# Stated problem
Can you transcribe the data exactly? Leave the pictures out.

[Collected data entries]
+--
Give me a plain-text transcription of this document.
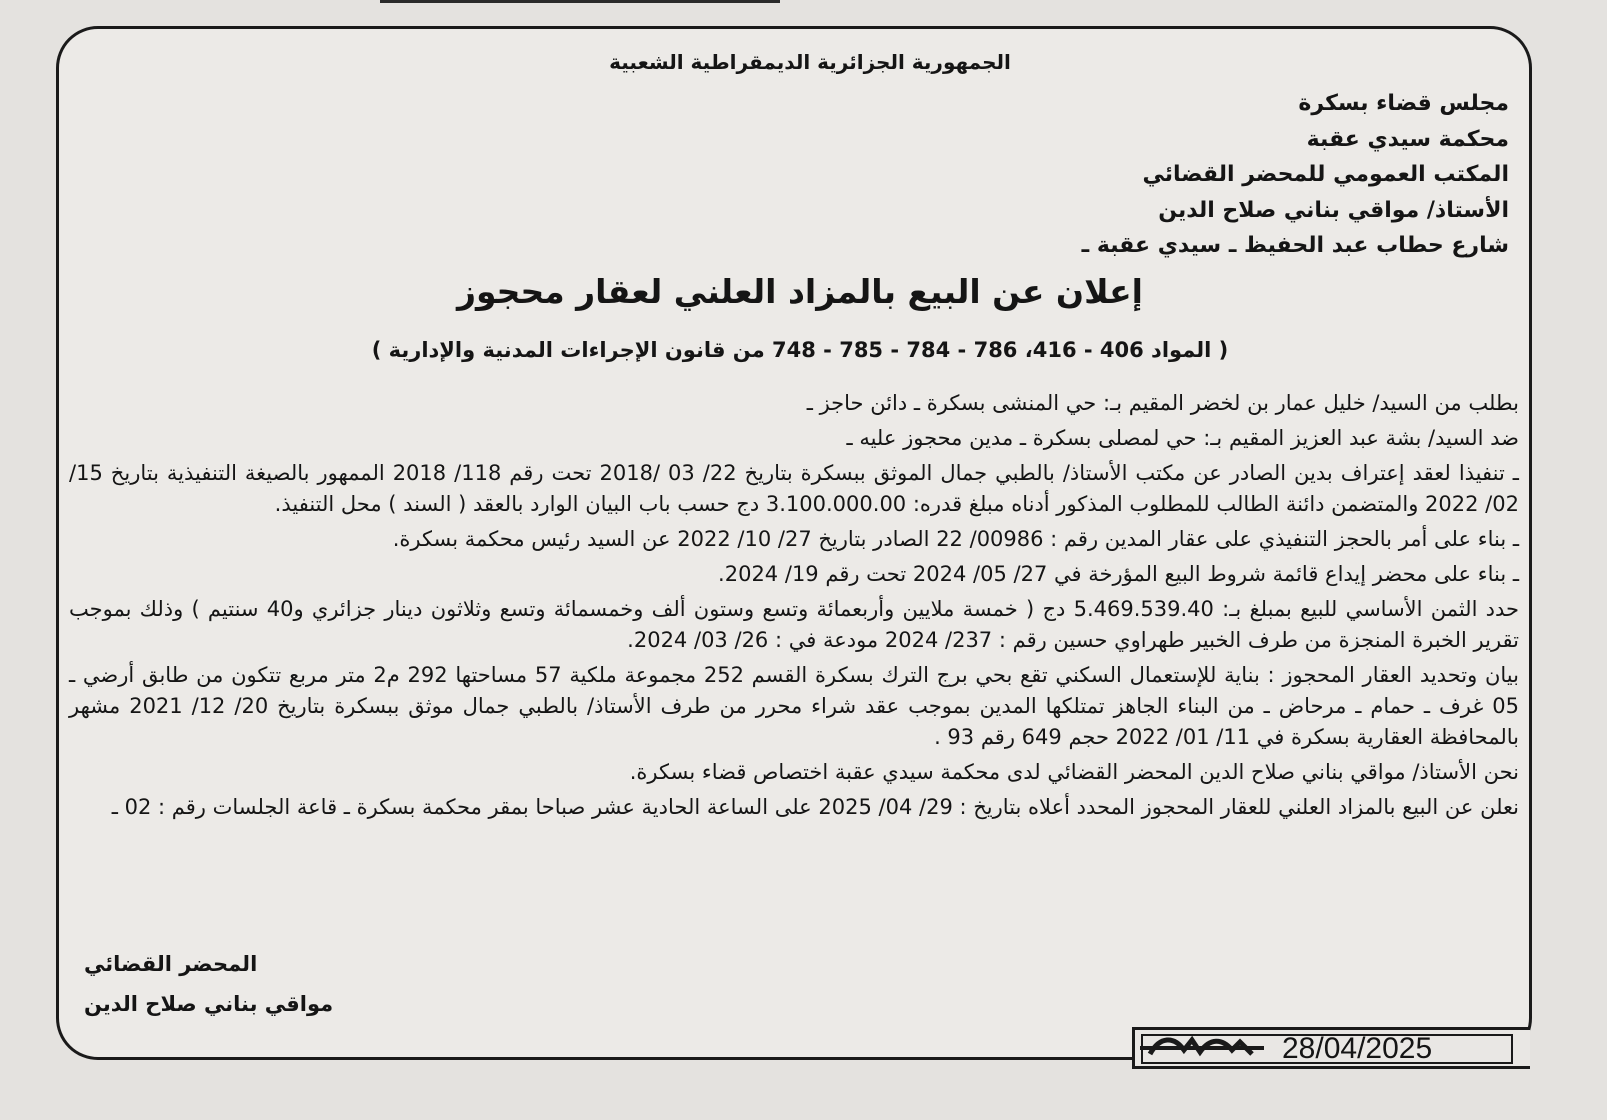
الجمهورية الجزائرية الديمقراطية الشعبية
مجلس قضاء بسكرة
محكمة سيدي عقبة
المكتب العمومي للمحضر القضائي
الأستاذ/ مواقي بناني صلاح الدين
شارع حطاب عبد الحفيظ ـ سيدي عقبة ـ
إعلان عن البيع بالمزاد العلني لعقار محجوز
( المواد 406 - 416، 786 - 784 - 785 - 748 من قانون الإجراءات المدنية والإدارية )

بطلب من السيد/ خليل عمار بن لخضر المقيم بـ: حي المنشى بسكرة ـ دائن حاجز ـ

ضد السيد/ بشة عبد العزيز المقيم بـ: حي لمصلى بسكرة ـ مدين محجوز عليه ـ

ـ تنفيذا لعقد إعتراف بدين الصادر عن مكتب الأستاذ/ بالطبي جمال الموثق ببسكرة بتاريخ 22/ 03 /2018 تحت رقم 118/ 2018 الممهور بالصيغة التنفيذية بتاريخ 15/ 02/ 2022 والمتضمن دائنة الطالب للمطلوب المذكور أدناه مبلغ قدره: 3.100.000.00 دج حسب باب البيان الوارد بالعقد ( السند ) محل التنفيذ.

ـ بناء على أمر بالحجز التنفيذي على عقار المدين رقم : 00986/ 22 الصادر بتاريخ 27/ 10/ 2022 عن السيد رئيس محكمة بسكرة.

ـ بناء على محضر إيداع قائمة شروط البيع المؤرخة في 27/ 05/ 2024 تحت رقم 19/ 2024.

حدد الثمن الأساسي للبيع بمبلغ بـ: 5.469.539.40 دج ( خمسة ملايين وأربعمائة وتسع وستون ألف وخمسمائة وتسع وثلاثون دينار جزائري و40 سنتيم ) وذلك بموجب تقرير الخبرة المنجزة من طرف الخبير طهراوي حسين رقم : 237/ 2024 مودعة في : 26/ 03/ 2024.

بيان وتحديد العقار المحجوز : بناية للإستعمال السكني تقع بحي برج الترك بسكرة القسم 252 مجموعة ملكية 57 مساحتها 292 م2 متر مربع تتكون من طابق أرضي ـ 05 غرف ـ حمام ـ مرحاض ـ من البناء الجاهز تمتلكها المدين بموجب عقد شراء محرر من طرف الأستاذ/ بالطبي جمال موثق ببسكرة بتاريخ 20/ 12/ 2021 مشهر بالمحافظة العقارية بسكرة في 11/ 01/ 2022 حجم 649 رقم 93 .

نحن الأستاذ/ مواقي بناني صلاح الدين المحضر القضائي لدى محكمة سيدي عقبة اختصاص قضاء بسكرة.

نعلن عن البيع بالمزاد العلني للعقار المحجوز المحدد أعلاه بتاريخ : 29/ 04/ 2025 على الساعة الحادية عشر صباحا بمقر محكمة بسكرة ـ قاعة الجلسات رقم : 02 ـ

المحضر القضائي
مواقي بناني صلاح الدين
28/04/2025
+--
# The result
Give me a plain-text transcription of this document.
الجمهورية الجزائرية الديمقراطية الشعبية
مجلس قضاء بسكرة
محكمة سيدي عقبة
المكتب العمومي للمحضر القضائي
الأستاذ/ مواقي بناني صلاح الدين
شارع حطاب عبد الحفيظ ـ سيدي عقبة ـ
إعلان عن البيع بالمزاد العلني لعقار محجوز
( المواد 406 - 416، 786 - 784 - 785 - 748 من قانون الإجراءات المدنية والإدارية )

بطلب من السيد/ خليل عمار بن لخضر المقيم بـ: حي المنشى بسكرة ـ دائن حاجز ـ

ضد السيد/ بشة عبد العزيز المقيم بـ: حي لمصلى بسكرة ـ مدين محجوز عليه ـ

ـ تنفيذا لعقد إعتراف بدين الصادر عن مكتب الأستاذ/ بالطبي جمال الموثق ببسكرة بتاريخ 22/ 03 /2018 تحت رقم 118/ 2018 الممهور بالصيغة التنفيذية بتاريخ 15/ 02/ 2022 والمتضمن دائنة الطالب للمطلوب المذكور أدناه مبلغ قدره: 3.100.000.00 دج حسب باب البيان الوارد بالعقد ( السند ) محل التنفيذ.

ـ بناء على أمر بالحجز التنفيذي على عقار المدين رقم : 00986/ 22 الصادر بتاريخ 27/ 10/ 2022 عن السيد رئيس محكمة بسكرة.

ـ بناء على محضر إيداع قائمة شروط البيع المؤرخة في 27/ 05/ 2024 تحت رقم 19/ 2024.

حدد الثمن الأساسي للبيع بمبلغ بـ: 5.469.539.40 دج ( خمسة ملايين وأربعمائة وتسع وستون ألف وخمسمائة وتسع وثلاثون دينار جزائري و40 سنتيم ) وذلك بموجب تقرير الخبرة المنجزة من طرف الخبير طهراوي حسين رقم : 237/ 2024 مودعة في : 26/ 03/ 2024.

بيان وتحديد العقار المحجوز : بناية للإستعمال السكني تقع بحي برج الترك بسكرة القسم 252 مجموعة ملكية 57 مساحتها 292 م2 متر مربع تتكون من طابق أرضي ـ 05 غرف ـ حمام ـ مرحاض ـ من البناء الجاهز تمتلكها المدين بموجب عقد شراء محرر من طرف الأستاذ/ بالطبي جمال موثق ببسكرة بتاريخ 20/ 12/ 2021 مشهر بالمحافظة العقارية بسكرة في 11/ 01/ 2022 حجم 649 رقم 93 .

نحن الأستاذ/ مواقي بناني صلاح الدين المحضر القضائي لدى محكمة سيدي عقبة اختصاص قضاء بسكرة.

نعلن عن البيع بالمزاد العلني للعقار المحجوز المحدد أعلاه بتاريخ : 29/ 04/ 2025 على الساعة الحادية عشر صباحا بمقر محكمة بسكرة ـ قاعة الجلسات رقم : 02 ـ

المحضر القضائي
مواقي بناني صلاح الدين
28/04/2025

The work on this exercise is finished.